## Task statement:
Find the lines with "background" in them and copy them out.

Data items
###
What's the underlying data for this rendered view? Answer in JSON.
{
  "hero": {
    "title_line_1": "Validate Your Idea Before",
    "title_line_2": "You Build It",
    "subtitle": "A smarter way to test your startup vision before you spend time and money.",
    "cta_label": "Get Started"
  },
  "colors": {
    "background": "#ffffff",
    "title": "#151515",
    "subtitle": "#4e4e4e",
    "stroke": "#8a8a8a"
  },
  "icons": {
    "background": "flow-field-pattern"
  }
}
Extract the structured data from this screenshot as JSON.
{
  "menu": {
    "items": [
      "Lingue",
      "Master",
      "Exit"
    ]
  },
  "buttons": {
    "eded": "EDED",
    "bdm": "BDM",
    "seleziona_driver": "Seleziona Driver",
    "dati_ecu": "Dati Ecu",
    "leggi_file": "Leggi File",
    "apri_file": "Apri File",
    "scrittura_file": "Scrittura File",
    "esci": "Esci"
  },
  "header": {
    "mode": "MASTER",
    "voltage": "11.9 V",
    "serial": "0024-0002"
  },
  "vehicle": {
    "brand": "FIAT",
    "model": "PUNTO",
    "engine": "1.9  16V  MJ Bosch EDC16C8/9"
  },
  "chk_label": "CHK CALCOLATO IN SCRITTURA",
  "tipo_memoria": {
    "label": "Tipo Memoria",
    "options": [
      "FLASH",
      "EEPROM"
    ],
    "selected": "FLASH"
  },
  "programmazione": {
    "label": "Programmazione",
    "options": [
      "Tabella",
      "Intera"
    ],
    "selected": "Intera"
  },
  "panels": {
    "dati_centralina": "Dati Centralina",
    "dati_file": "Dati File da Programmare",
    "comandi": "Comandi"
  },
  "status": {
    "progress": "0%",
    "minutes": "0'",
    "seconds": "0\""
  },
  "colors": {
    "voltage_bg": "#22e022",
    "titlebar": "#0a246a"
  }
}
###
## Solution for this problem:
    "background": "#ffffff",
    "background": "flow-field-pattern"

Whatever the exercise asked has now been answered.